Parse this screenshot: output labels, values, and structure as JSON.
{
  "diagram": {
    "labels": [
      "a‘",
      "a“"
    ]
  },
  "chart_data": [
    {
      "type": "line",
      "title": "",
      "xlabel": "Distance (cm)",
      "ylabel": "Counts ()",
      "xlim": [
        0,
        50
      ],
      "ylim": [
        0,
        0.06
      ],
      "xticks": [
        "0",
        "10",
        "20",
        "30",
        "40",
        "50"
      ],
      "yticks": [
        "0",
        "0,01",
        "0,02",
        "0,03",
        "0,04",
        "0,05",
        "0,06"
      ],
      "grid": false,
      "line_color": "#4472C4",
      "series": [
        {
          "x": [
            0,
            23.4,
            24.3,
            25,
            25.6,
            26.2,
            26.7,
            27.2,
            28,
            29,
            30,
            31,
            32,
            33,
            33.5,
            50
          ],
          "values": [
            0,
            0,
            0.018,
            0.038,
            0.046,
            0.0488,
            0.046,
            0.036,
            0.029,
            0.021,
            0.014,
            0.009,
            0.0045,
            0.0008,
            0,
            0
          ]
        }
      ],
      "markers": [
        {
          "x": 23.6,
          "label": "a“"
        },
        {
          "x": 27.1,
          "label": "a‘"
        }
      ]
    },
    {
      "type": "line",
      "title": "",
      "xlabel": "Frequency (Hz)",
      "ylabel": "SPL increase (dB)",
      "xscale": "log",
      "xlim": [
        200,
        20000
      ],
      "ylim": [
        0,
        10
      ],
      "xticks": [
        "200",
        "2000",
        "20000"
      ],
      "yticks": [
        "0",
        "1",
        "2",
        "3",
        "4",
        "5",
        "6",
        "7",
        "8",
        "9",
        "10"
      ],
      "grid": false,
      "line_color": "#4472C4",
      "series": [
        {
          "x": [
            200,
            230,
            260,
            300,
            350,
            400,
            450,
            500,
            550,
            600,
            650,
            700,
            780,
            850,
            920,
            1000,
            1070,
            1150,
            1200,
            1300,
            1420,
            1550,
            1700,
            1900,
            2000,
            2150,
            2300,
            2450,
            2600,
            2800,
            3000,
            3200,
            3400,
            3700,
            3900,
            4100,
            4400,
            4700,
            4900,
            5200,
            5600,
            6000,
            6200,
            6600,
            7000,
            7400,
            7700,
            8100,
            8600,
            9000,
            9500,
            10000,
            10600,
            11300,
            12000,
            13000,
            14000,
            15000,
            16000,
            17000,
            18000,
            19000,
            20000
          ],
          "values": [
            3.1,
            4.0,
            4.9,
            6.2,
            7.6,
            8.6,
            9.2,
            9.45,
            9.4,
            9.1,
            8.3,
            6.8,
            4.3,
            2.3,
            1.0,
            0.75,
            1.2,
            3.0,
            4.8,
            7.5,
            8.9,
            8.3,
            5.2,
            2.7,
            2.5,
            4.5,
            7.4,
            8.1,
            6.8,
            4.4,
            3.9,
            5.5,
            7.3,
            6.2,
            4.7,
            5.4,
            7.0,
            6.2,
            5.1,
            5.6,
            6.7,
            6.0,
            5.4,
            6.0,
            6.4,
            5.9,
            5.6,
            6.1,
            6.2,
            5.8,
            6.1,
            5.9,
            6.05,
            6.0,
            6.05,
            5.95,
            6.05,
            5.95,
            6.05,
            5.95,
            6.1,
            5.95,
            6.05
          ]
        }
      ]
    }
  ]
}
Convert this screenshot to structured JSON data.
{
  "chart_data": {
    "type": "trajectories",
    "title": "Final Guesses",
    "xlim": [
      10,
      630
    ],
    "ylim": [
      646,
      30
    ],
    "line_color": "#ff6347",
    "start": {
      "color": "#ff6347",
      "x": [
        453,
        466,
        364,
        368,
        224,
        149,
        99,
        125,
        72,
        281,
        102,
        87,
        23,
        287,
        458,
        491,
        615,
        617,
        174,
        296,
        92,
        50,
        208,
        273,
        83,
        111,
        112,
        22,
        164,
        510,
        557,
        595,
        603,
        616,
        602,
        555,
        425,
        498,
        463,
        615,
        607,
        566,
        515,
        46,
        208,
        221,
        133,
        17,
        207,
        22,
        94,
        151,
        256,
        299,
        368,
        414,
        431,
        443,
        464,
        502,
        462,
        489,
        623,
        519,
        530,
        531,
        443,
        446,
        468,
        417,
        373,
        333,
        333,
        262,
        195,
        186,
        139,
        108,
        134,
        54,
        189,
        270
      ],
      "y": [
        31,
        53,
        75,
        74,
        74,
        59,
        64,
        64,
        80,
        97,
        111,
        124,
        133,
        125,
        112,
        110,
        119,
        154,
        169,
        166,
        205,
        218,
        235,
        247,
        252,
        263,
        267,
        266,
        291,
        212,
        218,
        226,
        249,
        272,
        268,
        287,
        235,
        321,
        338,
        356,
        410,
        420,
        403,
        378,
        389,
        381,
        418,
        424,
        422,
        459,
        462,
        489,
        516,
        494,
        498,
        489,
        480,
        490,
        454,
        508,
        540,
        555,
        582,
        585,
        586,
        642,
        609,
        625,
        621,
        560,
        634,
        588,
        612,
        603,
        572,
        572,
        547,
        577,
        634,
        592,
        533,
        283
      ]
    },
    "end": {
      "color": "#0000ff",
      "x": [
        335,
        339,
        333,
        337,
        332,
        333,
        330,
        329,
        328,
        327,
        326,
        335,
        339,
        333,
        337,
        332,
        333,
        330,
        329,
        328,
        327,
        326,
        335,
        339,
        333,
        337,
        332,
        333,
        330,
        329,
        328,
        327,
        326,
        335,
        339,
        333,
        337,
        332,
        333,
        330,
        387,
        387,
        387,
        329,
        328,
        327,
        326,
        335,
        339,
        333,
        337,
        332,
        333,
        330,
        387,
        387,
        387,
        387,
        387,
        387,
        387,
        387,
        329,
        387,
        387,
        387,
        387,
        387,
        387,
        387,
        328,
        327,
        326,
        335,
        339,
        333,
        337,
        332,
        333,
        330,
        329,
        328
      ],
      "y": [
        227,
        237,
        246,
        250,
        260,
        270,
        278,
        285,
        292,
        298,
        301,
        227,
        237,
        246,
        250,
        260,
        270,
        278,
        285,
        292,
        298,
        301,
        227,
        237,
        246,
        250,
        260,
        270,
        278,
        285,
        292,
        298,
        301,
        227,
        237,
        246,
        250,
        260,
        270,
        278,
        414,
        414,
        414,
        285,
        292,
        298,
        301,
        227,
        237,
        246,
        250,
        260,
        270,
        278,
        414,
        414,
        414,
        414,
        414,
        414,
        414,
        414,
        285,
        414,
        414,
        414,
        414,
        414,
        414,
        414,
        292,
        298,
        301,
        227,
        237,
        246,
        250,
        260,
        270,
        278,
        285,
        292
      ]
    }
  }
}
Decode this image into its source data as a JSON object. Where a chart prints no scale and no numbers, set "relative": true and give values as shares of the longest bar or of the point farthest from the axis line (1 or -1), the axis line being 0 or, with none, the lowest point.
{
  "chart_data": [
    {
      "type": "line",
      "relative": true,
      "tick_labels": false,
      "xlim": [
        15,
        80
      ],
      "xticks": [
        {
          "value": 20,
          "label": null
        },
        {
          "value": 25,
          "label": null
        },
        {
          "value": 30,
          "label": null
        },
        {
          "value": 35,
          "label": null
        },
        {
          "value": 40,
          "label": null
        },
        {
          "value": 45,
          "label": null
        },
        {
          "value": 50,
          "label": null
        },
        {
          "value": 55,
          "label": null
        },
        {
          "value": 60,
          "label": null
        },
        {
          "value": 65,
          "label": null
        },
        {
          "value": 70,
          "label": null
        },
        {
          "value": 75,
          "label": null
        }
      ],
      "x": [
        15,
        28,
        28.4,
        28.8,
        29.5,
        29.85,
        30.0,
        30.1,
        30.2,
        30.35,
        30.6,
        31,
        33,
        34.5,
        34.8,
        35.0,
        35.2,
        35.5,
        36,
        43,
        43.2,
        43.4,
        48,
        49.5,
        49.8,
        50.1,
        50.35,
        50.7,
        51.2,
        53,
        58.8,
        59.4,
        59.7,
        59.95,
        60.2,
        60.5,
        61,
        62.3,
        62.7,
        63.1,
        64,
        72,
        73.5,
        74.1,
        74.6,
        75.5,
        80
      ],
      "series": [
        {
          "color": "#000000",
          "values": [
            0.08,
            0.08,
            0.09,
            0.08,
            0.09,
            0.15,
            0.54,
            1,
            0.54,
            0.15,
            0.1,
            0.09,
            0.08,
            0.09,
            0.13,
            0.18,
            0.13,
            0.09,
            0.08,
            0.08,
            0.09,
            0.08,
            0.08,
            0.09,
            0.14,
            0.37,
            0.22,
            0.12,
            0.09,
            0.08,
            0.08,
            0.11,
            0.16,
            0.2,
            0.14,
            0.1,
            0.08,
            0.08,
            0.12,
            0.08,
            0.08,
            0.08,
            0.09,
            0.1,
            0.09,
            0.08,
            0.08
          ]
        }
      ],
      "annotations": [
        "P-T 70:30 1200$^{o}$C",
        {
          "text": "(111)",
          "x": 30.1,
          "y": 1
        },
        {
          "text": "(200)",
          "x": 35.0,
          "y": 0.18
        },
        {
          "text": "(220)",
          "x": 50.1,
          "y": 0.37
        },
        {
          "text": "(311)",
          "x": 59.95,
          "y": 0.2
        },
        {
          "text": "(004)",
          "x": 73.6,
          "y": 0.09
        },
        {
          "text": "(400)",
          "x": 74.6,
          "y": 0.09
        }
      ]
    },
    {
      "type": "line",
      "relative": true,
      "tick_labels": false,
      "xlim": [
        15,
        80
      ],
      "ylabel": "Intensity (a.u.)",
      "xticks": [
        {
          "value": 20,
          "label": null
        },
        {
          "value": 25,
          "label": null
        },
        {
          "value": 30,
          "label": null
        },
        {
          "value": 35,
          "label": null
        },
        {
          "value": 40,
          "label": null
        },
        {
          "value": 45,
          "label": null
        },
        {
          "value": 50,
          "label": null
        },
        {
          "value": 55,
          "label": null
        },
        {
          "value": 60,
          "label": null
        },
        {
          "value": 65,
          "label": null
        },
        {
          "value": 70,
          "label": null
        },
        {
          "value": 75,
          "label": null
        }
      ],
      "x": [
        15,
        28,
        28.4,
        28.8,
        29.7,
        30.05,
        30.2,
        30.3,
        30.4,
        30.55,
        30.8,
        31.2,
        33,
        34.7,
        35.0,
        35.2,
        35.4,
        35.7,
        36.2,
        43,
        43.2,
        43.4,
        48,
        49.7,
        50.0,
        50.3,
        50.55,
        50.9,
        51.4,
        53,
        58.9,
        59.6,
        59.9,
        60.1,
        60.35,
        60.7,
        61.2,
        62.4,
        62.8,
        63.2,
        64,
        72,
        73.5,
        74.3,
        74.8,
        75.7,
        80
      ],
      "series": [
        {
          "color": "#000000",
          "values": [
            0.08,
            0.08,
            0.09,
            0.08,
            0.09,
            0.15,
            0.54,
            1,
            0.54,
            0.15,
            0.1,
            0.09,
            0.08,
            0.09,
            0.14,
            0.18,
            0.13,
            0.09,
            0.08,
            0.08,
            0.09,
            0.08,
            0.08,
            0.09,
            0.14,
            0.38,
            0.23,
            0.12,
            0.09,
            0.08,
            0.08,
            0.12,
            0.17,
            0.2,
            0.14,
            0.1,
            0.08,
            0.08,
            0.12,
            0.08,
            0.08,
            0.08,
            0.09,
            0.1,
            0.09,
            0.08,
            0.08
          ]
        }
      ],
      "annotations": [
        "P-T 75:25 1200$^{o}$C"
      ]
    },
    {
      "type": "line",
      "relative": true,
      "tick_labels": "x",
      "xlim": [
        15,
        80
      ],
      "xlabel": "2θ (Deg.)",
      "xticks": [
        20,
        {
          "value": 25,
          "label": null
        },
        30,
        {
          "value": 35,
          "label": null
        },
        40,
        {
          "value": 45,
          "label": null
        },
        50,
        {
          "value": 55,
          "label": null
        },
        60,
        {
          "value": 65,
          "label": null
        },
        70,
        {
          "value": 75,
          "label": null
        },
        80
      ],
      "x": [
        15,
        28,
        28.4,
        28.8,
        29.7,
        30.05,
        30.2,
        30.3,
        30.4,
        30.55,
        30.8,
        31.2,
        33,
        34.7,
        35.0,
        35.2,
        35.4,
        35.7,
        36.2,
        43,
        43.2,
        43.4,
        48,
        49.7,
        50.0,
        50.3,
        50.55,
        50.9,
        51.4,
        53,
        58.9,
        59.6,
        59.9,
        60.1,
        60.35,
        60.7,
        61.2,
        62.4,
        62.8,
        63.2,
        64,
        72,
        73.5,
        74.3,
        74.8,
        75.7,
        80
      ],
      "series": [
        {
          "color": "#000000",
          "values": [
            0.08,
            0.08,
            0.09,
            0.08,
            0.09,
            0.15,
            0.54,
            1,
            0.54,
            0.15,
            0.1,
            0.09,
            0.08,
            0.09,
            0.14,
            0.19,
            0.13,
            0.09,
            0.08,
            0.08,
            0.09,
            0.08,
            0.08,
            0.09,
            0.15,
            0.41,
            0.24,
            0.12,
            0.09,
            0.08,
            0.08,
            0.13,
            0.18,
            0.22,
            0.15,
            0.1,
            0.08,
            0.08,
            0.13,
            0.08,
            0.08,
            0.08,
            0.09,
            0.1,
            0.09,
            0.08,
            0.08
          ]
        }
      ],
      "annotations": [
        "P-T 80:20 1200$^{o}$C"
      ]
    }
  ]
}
....
Check every line for "this" and show the ones that have it.

Parse this screenshot: output labels, values, and structure as JSON.
Convert this screenshot to structured JSON data.
Decode this image into its source data as a JSON object. Where a chart prints no scale and no numbers, set "relative": true and give values as shares of the longest bar or of the point farthest from the axis line (1 or -1), the axis line being 0 or, with none, the lowest point.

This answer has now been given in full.